Exercise requirements
Check each line of the listing below for the string "JSON", and copy the ones that have it.

Listing
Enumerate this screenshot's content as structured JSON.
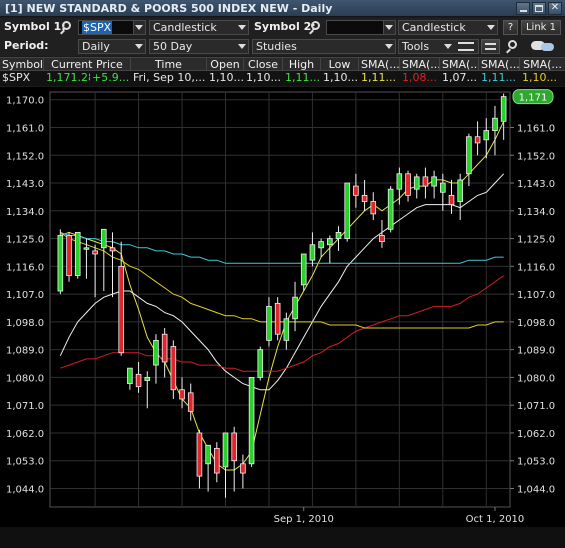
{
  "window": {
    "title": "[1] NEW STANDARD & POORS 500 INDEX NEW - Daily"
  },
  "toolbar1": {
    "symbol1_label": "Symbol 1:",
    "symbol1_value": "$SPX",
    "chart_type1": "Candlestick",
    "symbol2_label": "Symbol 2:",
    "symbol2_value": "",
    "chart_type2": "Candlestick",
    "help_label": "?",
    "link_label": "Link 1"
  },
  "toolbar2": {
    "period_label": "Period:",
    "period_value": "Daily",
    "range_value": "50 Day",
    "studies_value": "Studies",
    "tools_value": "Tools"
  },
  "quote_table": {
    "headers": [
      "Symbol",
      "Current Price",
      "Time",
      "Open",
      "Close",
      "High",
      "Low",
      "SMA(...",
      "SMA(...",
      "SMA(...",
      "SMA(...",
      "SMA(..."
    ],
    "row": [
      "$SPX",
      "1,171.28",
      "+5.9...",
      "Fri, Sep 10,...",
      "1,10...",
      "1,10...",
      "1,11...",
      "1,10...",
      "1,11...",
      "1,08...",
      "1,07...",
      "1,11...",
      "1,10..."
    ]
  },
  "colors": {
    "up": "#27d22a",
    "down": "#e0262c",
    "sma_yellow": "#e8e24a",
    "sma_white": "#f0f0f0",
    "sma_red": "#d02020",
    "sma_cyan": "#40c8d8",
    "sma_olive": "#e0d020",
    "grid": "#303030",
    "change_green": "#40e040"
  },
  "chart_data": {
    "type": "candlestick",
    "symbol": "$SPX",
    "period": "Daily",
    "y_ticks": [
      "1,170.0",
      "1,161.0",
      "1,152.0",
      "1,143.0",
      "1,134.0",
      "1,125.0",
      "1,116.0",
      "1,107.0",
      "1,098.0",
      "1,089.0",
      "1,080.0",
      "1,071.0",
      "1,062.0",
      "1,053.0",
      "1,044.0"
    ],
    "y_tick_values": [
      1170,
      1161,
      1152,
      1143,
      1134,
      1125,
      1116,
      1107,
      1098,
      1089,
      1080,
      1071,
      1062,
      1053,
      1044
    ],
    "right_ticks": [
      "1,161.0",
      "1,152.0",
      "1,143.0",
      "1,134.0",
      "1,125.0",
      "1,116.0",
      "1,107.0",
      "1,098.0",
      "1,089.0",
      "1,080.0",
      "1,071.0",
      "1,062.0",
      "1,053.0",
      "1,044.0"
    ],
    "right_tick_values": [
      1161,
      1152,
      1143,
      1134,
      1125,
      1116,
      1107,
      1098,
      1089,
      1080,
      1071,
      1062,
      1053,
      1044
    ],
    "ylim": [
      1038,
      1172.5
    ],
    "last_price_label": "1,171",
    "last_price_value": 1171,
    "x_labels": [
      {
        "text": "Sep 1, 2010",
        "index": 28
      },
      {
        "text": "Oct 1, 2010",
        "index": 50
      }
    ],
    "grid": true,
    "candles": [
      [
        1108,
        1128,
        1107,
        1126
      ],
      [
        1126,
        1127,
        1111,
        1113
      ],
      [
        1113,
        1127,
        1112,
        1127
      ],
      [
        1122,
        1125,
        1112,
        1122
      ],
      [
        1121,
        1123,
        1106,
        1120
      ],
      [
        1122,
        1128,
        1108,
        1128
      ],
      [
        1122,
        1127,
        1106,
        1121
      ],
      [
        1116,
        1124,
        1087,
        1088
      ],
      [
        1078,
        1083,
        1076,
        1083
      ],
      [
        1081,
        1085,
        1075,
        1077
      ],
      [
        1079,
        1082,
        1070,
        1080
      ],
      [
        1084,
        1094,
        1078,
        1092
      ],
      [
        1094,
        1096,
        1080,
        1085
      ],
      [
        1090,
        1092,
        1073,
        1076
      ],
      [
        1076,
        1080,
        1070,
        1073
      ],
      [
        1075,
        1078,
        1066,
        1069
      ],
      [
        1062,
        1063,
        1044,
        1048
      ],
      [
        1052,
        1058,
        1043,
        1058
      ],
      [
        1057,
        1059,
        1046,
        1049
      ],
      [
        1051,
        1062,
        1041,
        1062
      ],
      [
        1062,
        1064,
        1043,
        1053
      ],
      [
        1052,
        1055,
        1044,
        1049
      ],
      [
        1052,
        1080,
        1051,
        1080
      ],
      [
        1080,
        1090,
        1079,
        1089
      ],
      [
        1092,
        1106,
        1090,
        1103
      ],
      [
        1104,
        1106,
        1092,
        1094
      ],
      [
        1092,
        1101,
        1089,
        1099
      ],
      [
        1099,
        1111,
        1095,
        1106
      ],
      [
        1110,
        1120,
        1108,
        1120
      ],
      [
        1118,
        1127,
        1116,
        1123
      ],
      [
        1122,
        1125,
        1119,
        1124
      ],
      [
        1123,
        1126,
        1117,
        1125
      ],
      [
        1125,
        1129,
        1121,
        1127
      ],
      [
        1125,
        1143,
        1124,
        1143
      ],
      [
        1142,
        1146,
        1135,
        1139
      ],
      [
        1139,
        1144,
        1134,
        1137
      ],
      [
        1137,
        1140,
        1131,
        1133
      ],
      [
        1126,
        1131,
        1122,
        1124
      ],
      [
        1128,
        1142,
        1127,
        1141
      ],
      [
        1141,
        1148,
        1136,
        1146
      ],
      [
        1146,
        1147,
        1137,
        1139
      ],
      [
        1141,
        1146,
        1138,
        1145
      ],
      [
        1145,
        1148,
        1138,
        1142
      ],
      [
        1142,
        1147,
        1138,
        1145
      ],
      [
        1140,
        1146,
        1134,
        1143
      ],
      [
        1139,
        1144,
        1133,
        1136
      ],
      [
        1137,
        1146,
        1131,
        1144
      ],
      [
        1146,
        1159,
        1142,
        1158
      ],
      [
        1158,
        1163,
        1152,
        1156
      ],
      [
        1157,
        1164,
        1151,
        1160
      ],
      [
        1160,
        1168,
        1152,
        1164
      ],
      [
        1163,
        1172,
        1157,
        1171
      ]
    ],
    "series": [
      {
        "type": "line",
        "values": [
          1126,
          1127,
          1126,
          1125,
          1124,
          1123,
          1122,
          1120,
          1110,
          1102,
          1093,
          1088,
          1085,
          1079,
          1073,
          1070,
          1062,
          1057,
          1052,
          1050,
          1050,
          1052,
          1056,
          1068,
          1080,
          1090,
          1098,
          1103,
          1108,
          1113,
          1119,
          1122,
          1125,
          1128,
          1131,
          1134,
          1136,
          1134,
          1136,
          1138,
          1141,
          1142,
          1142,
          1144,
          1144,
          1143,
          1143,
          1146,
          1149,
          1152,
          1157,
          1163
        ]
      },
      {
        "type": "line",
        "values": [
          1087,
          1093,
          1098,
          1101,
          1104,
          1106,
          1107,
          1108,
          1108,
          1106,
          1104,
          1103,
          1101,
          1100,
          1098,
          1095,
          1092,
          1089,
          1085,
          1082,
          1080,
          1078,
          1077,
          1076,
          1076,
          1079,
          1083,
          1088,
          1093,
          1098,
          1103,
          1107,
          1111,
          1116,
          1119,
          1122,
          1125,
          1127,
          1129,
          1131,
          1133,
          1135,
          1136,
          1136,
          1136,
          1136,
          1135,
          1137,
          1139,
          1140,
          1143,
          1146
        ]
      },
      {
        "type": "line",
        "values": [
          1083,
          1084,
          1085,
          1086,
          1086,
          1087,
          1088,
          1088,
          1088,
          1088,
          1087,
          1087,
          1086,
          1086,
          1085,
          1085,
          1084,
          1084,
          1084,
          1083,
          1083,
          1082,
          1082,
          1082,
          1082,
          1082,
          1083,
          1084,
          1085,
          1087,
          1088,
          1090,
          1091,
          1093,
          1095,
          1096,
          1097,
          1098,
          1099,
          1100,
          1100,
          1101,
          1102,
          1103,
          1103,
          1103,
          1104,
          1106,
          1107,
          1109,
          1111,
          1113
        ]
      },
      {
        "type": "line",
        "values": [
          1127,
          1126,
          1126,
          1125,
          1125,
          1124,
          1124,
          1123,
          1123,
          1122,
          1122,
          1121,
          1121,
          1120,
          1120,
          1119,
          1119,
          1118,
          1118,
          1117,
          1117,
          1117,
          1117,
          1117,
          1117,
          1117,
          1117,
          1117,
          1117,
          1117,
          1117,
          1117,
          1117,
          1117,
          1117,
          1117,
          1117,
          1117,
          1117,
          1117,
          1117,
          1117,
          1117,
          1117,
          1117,
          1117,
          1117,
          1118,
          1118,
          1118,
          1119,
          1119
        ]
      },
      {
        "type": "line",
        "values": [
          1127,
          1125,
          1124,
          1123,
          1122,
          1121,
          1119,
          1118,
          1116,
          1115,
          1113,
          1111,
          1109,
          1107,
          1106,
          1104,
          1103,
          1102,
          1101,
          1100,
          1100,
          1099,
          1099,
          1098,
          1098,
          1098,
          1098,
          1098,
          1098,
          1098,
          1098,
          1097,
          1097,
          1097,
          1097,
          1096,
          1096,
          1096,
          1096,
          1096,
          1096,
          1096,
          1096,
          1096,
          1096,
          1096,
          1096,
          1096,
          1097,
          1097,
          1098,
          1098
        ]
      }
    ]
  }
}
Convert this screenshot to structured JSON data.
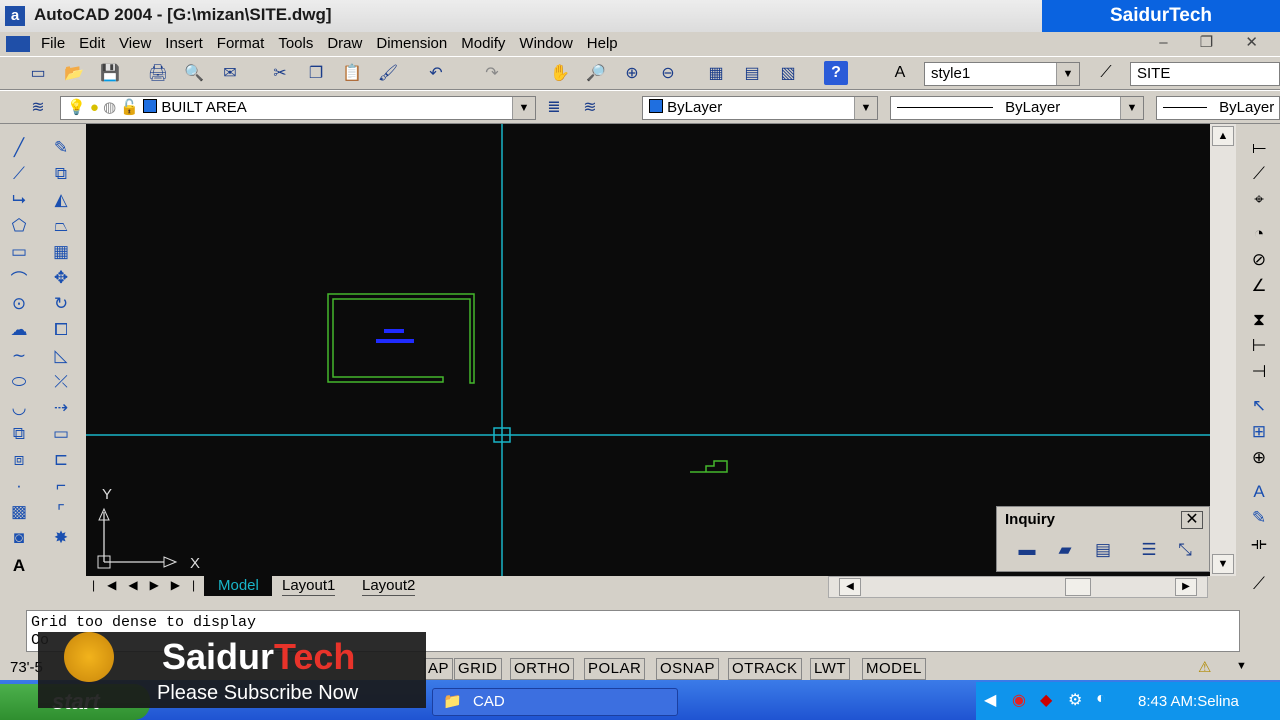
{
  "window": {
    "title": "AutoCAD 2004 - [G:\\mizan\\SITE.dwg]",
    "app_icon_label": "a"
  },
  "brand_label": "SaidurTech",
  "menu": [
    "File",
    "Edit",
    "View",
    "Insert",
    "Format",
    "Tools",
    "Draw",
    "Dimension",
    "Modify",
    "Window",
    "Help"
  ],
  "window_controls": "– ❐ ✕",
  "toolbar1": {
    "text_style": "style1",
    "dim_style": "SITE"
  },
  "toolbar2": {
    "layer": "BUILT AREA",
    "color": "ByLayer",
    "linetype": "ByLayer",
    "lineweight": "ByLayer"
  },
  "ucs": {
    "y_label": "Y",
    "x_label": "X"
  },
  "tabs": {
    "model": "Model",
    "layout1": "Layout1",
    "layout2": "Layout2"
  },
  "command_lines": [
    "Grid too dense to display",
    "Co"
  ],
  "status": {
    "coords": "73'-5",
    "buttons": [
      "AP",
      "GRID",
      "ORTHO",
      "POLAR",
      "OSNAP",
      "OTRACK",
      "LWT",
      "MODEL"
    ]
  },
  "inquiry": {
    "title": "Inquiry"
  },
  "taskbar": {
    "start_label": "start",
    "cad_label": "CAD",
    "clock": "8:43 AM:Selina"
  },
  "overlay": {
    "name_a": "Saidur",
    "name_b": "Tech",
    "subscribe": "Please Subscribe Now"
  },
  "colors": {
    "canvas": "#0b0b0b",
    "crosshair": "#19b5c8",
    "geometry": "#45b82c",
    "block": "#1f2bff",
    "title_accent": "#0a63e0"
  }
}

Solution for this exercise
Enumerate this screenshot's content as structured JSON.
Convert this screenshot to structured JSON data.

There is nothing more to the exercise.